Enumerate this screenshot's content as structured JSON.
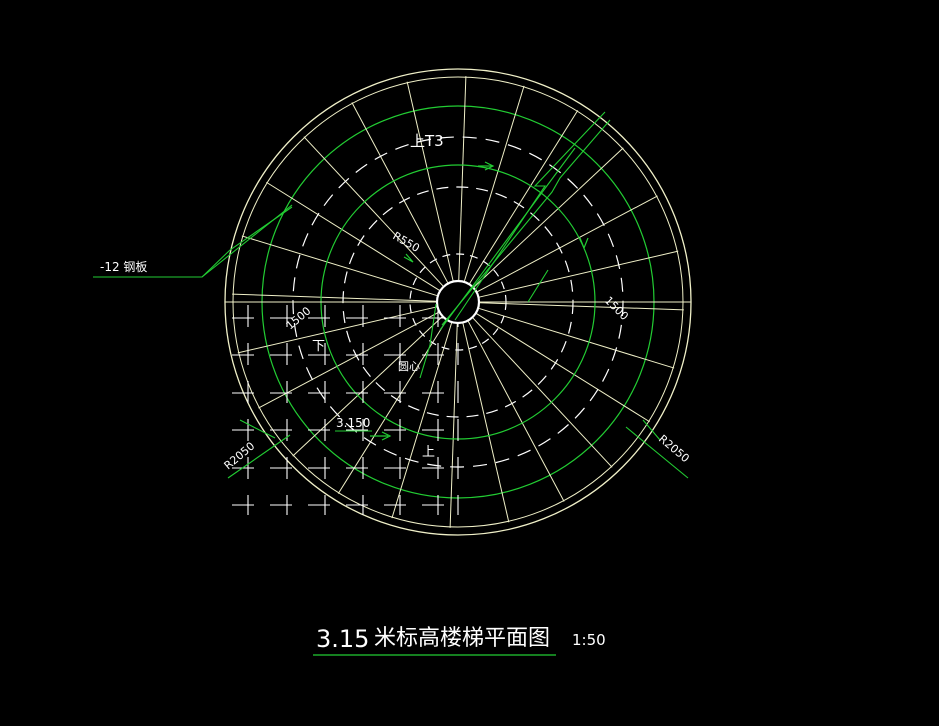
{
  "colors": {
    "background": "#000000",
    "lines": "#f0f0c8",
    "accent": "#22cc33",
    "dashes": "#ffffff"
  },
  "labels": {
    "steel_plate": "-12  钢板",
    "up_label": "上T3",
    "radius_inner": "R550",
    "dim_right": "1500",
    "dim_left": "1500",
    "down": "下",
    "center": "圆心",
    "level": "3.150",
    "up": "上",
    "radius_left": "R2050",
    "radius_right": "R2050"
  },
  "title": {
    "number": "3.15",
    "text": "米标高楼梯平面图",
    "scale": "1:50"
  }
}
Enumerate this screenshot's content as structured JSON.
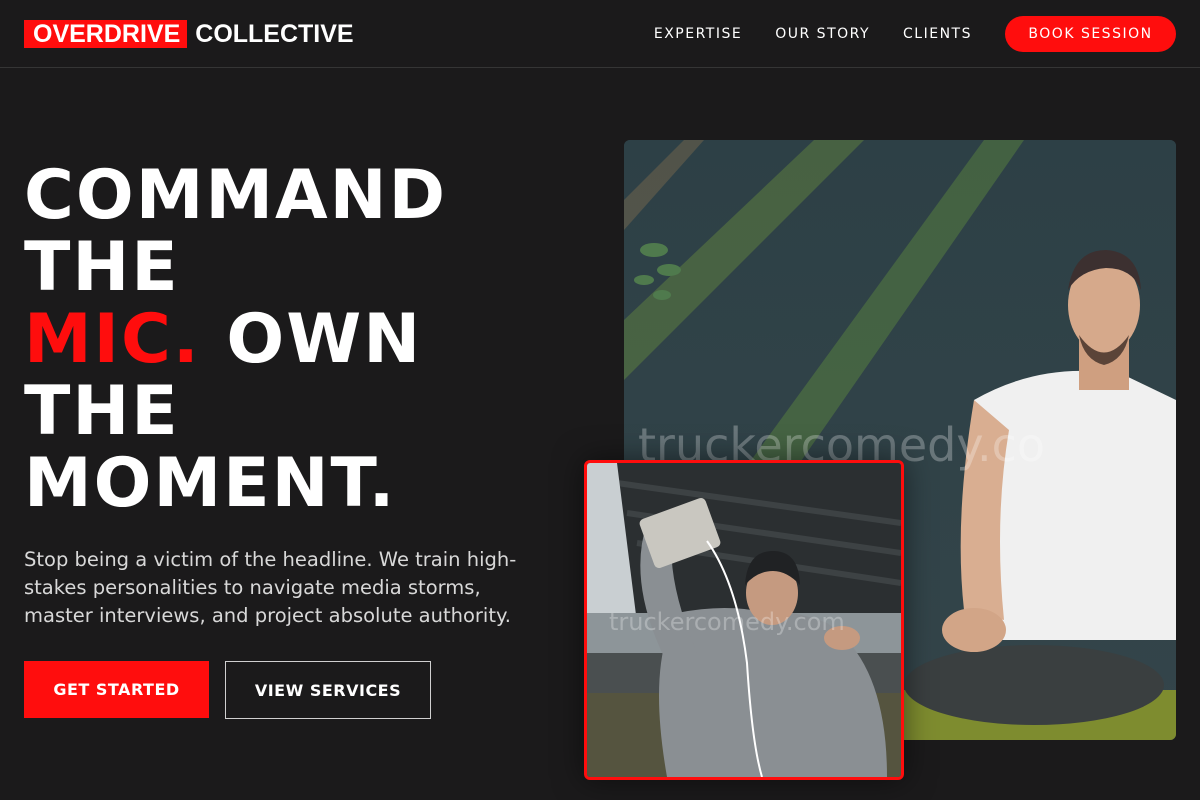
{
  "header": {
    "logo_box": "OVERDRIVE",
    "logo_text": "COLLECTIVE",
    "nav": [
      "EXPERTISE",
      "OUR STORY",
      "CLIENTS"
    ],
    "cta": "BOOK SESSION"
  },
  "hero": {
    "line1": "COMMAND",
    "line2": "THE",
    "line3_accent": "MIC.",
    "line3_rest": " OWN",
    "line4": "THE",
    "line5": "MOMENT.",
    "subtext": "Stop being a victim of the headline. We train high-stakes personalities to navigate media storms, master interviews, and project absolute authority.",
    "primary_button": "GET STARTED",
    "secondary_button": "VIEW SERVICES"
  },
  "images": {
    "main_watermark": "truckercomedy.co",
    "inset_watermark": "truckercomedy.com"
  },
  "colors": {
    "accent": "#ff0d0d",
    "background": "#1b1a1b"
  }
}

------------------------------

Output the entries above exactly. Drop the pictures.

# [FULL RESPONSE]
Enumerate this screenshot's content as structured JSON.
{
  "colors": {
    "background": "#000000",
    "lines": "#f0f0c8",
    "accent": "#22cc33",
    "dashes": "#ffffff"
  },
  "labels": {
    "steel_plate": "-12  钢板",
    "up_label": "上T3",
    "radius_inner": "R550",
    "dim_right": "1500",
    "dim_left": "1500",
    "down": "下",
    "center": "圆心",
    "level": "3.150",
    "up": "上",
    "radius_left": "R2050",
    "radius_right": "R2050"
  },
  "title": {
    "number": "3.15",
    "text": "米标高楼梯平面图",
    "scale": "1:50"
  }
}
Enumerate this screenshot's content as structured JSON.
{
  "header": {
    "logo_box": "OVERDRIVE",
    "logo_text": "COLLECTIVE",
    "nav": [
      "EXPERTISE",
      "OUR STORY",
      "CLIENTS"
    ],
    "cta": "BOOK SESSION"
  },
  "hero": {
    "line1": "COMMAND",
    "line2": "THE",
    "line3_accent": "MIC.",
    "line3_rest": " OWN",
    "line4": "THE",
    "line5": "MOMENT.",
    "subtext": "Stop being a victim of the headline. We train high-stakes personalities to navigate media storms, master interviews, and project absolute authority.",
    "primary_button": "GET STARTED",
    "secondary_button": "VIEW SERVICES"
  },
  "images": {
    "main_watermark": "truckercomedy.co",
    "inset_watermark": "truckercomedy.com"
  },
  "colors": {
    "accent": "#ff0d0d",
    "background": "#1b1a1b"
  }
}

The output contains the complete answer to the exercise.